Copy out each line of the data that holds the word "Access".

▼▼▼

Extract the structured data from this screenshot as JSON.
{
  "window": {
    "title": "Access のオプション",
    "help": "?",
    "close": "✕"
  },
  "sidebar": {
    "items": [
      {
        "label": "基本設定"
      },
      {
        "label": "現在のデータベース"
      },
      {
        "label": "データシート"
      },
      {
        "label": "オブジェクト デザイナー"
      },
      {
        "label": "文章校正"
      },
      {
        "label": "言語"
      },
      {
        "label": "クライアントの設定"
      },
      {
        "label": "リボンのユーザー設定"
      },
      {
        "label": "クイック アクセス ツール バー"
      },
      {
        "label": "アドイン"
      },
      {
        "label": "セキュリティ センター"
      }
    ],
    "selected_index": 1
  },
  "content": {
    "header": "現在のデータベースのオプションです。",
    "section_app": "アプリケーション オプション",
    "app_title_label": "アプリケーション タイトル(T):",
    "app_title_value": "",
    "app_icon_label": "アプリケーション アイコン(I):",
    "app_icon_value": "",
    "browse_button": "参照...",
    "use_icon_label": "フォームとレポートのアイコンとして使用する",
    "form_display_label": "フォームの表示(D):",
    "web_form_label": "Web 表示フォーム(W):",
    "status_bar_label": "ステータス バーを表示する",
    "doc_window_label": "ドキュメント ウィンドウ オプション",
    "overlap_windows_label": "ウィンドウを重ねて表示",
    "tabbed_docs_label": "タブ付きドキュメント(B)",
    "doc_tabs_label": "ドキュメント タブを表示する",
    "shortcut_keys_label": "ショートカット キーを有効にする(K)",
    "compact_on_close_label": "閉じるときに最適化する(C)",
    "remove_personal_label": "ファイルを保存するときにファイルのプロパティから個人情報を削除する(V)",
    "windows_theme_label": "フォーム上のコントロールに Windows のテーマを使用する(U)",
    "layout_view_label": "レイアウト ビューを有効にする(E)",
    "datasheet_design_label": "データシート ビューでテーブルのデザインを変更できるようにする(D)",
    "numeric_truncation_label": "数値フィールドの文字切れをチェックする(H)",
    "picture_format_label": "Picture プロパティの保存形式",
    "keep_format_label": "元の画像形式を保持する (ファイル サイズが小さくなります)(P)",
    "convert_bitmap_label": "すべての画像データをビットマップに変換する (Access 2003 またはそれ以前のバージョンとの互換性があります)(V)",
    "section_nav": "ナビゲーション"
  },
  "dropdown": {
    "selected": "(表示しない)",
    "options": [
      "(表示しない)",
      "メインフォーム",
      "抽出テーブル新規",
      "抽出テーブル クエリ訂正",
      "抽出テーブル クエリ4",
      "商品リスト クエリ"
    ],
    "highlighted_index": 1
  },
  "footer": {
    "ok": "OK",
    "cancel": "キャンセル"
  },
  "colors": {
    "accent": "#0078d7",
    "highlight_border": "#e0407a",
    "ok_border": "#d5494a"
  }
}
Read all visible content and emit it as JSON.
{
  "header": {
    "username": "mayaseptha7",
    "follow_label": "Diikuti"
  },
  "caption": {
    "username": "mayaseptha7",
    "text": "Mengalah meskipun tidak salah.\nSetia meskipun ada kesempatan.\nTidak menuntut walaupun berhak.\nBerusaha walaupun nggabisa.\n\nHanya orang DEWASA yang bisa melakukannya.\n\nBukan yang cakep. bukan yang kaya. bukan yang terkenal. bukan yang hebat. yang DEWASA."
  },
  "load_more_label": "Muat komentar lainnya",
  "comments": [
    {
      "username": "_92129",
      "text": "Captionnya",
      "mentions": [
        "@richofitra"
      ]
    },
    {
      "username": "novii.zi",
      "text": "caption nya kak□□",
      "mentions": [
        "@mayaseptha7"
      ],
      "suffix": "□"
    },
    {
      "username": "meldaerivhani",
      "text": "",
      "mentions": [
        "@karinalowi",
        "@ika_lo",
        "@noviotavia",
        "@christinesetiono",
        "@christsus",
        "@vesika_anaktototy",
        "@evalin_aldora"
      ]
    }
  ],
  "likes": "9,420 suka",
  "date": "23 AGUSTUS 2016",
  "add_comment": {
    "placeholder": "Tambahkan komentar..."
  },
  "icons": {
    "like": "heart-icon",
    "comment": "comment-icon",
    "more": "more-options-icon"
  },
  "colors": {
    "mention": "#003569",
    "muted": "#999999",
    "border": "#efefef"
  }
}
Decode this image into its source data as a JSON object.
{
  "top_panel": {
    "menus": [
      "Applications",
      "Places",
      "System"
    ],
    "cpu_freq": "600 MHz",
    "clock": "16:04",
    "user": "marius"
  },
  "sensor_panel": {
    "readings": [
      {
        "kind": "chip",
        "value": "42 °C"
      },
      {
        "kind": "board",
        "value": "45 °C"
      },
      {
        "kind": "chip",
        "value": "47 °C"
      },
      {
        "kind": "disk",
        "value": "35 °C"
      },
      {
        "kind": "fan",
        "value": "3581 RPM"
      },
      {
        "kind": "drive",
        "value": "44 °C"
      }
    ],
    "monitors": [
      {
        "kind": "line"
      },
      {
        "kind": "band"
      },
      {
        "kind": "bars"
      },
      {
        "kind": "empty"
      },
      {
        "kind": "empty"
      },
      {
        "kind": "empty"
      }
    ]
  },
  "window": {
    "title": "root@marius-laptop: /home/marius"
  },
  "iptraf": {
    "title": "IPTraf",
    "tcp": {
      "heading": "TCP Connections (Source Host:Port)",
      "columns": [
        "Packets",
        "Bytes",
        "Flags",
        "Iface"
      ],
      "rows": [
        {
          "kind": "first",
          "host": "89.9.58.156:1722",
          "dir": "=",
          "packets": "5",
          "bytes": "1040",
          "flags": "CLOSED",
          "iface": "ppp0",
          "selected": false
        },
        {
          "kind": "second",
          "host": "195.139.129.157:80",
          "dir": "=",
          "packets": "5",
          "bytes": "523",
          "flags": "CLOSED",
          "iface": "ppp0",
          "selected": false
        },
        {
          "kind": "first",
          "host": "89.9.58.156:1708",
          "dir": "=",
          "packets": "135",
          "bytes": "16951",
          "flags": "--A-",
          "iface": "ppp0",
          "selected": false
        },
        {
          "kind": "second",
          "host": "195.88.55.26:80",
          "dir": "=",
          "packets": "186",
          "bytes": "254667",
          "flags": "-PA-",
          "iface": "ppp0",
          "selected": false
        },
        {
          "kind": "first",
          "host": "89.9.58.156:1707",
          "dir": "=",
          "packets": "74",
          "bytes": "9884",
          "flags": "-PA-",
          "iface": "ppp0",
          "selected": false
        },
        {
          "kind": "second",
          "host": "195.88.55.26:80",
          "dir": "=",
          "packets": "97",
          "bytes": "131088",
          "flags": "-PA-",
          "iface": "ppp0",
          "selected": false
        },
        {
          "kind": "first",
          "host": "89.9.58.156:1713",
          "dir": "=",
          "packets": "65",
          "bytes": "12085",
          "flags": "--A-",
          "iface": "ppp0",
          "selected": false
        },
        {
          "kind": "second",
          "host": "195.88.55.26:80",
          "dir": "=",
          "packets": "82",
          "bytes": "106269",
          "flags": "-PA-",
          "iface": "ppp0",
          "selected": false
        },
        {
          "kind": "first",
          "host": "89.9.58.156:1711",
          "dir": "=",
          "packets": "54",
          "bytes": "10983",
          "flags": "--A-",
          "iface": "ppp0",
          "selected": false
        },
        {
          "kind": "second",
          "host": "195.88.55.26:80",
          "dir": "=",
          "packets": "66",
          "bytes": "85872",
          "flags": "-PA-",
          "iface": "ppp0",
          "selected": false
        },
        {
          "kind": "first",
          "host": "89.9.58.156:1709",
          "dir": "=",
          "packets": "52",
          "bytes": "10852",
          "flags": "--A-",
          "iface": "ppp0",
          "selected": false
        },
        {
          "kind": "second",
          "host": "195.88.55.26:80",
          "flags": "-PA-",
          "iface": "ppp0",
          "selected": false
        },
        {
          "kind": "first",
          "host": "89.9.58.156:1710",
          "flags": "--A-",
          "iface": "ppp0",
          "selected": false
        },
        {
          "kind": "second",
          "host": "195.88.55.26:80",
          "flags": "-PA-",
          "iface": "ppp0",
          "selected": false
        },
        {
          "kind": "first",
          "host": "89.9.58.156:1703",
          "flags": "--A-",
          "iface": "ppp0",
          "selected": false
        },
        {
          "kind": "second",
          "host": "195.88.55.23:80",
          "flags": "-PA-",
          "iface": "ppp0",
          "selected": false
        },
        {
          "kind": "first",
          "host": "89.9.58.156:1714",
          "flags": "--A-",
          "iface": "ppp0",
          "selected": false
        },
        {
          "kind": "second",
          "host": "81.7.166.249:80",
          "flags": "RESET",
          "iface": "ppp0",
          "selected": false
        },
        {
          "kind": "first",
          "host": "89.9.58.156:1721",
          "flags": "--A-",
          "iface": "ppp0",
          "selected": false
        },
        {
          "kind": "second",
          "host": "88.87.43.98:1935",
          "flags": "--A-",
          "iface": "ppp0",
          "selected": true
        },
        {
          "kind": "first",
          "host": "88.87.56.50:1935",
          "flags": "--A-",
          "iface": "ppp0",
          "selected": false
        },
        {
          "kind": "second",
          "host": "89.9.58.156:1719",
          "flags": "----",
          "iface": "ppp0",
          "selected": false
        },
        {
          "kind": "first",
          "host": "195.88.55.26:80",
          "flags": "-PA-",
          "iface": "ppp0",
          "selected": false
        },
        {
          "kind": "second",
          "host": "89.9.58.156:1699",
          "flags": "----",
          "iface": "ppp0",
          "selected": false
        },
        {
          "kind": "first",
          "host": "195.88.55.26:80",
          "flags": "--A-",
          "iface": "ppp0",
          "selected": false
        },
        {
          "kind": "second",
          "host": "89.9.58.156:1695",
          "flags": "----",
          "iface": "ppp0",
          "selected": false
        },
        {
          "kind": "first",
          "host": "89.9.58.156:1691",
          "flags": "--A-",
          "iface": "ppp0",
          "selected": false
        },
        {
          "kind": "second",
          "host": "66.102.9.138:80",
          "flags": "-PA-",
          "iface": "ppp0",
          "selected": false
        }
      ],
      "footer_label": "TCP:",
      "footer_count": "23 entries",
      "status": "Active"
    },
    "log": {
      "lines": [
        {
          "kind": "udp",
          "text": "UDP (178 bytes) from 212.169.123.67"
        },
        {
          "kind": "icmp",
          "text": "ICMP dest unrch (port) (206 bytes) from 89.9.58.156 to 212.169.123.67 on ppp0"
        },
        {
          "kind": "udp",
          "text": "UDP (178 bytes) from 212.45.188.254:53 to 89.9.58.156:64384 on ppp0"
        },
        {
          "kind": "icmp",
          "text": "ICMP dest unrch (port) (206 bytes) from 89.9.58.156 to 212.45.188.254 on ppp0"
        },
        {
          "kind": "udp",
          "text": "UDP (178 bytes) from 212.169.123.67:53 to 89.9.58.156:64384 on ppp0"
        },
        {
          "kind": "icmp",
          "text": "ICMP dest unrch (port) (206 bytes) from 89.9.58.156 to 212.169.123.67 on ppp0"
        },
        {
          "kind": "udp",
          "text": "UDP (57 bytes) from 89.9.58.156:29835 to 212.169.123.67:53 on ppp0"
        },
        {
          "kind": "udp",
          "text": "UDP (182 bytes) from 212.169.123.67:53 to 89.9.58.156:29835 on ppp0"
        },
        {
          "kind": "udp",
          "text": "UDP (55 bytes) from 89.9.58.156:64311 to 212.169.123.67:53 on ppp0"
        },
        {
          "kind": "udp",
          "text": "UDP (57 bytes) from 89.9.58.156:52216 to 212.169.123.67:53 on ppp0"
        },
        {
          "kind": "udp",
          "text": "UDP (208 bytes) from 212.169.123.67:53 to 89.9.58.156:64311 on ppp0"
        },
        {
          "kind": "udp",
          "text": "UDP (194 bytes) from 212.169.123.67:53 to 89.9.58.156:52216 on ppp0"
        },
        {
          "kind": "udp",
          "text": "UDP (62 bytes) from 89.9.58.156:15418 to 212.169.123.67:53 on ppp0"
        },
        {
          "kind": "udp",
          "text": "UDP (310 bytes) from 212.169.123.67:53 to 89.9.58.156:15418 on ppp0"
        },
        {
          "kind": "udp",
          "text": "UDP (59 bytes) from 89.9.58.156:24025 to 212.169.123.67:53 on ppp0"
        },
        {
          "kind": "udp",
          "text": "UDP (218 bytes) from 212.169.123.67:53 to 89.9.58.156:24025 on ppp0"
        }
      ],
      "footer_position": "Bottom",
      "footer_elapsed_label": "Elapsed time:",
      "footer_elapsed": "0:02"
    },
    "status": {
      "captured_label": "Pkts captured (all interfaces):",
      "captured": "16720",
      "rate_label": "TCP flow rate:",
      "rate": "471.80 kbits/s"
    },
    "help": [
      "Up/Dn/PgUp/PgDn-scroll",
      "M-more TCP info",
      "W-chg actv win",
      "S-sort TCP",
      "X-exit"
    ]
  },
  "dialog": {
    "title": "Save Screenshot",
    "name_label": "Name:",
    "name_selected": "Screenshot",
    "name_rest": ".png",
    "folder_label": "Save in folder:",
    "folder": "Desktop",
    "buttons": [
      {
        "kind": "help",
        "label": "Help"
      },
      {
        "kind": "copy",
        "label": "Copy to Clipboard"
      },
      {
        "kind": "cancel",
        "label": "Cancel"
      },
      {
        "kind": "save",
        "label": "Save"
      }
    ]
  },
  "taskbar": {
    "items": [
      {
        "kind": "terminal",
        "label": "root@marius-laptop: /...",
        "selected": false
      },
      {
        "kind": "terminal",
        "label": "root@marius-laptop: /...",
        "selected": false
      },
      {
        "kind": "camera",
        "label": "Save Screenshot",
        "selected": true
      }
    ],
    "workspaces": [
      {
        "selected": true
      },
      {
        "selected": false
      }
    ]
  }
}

▲▲▲

Task result.
    "title": "Access のオプション",
    "convert_bitmap_label": "すべての画像データをビットマップに変換する (Access 2003 またはそれ以前のバージョンとの互換性があります)(V)",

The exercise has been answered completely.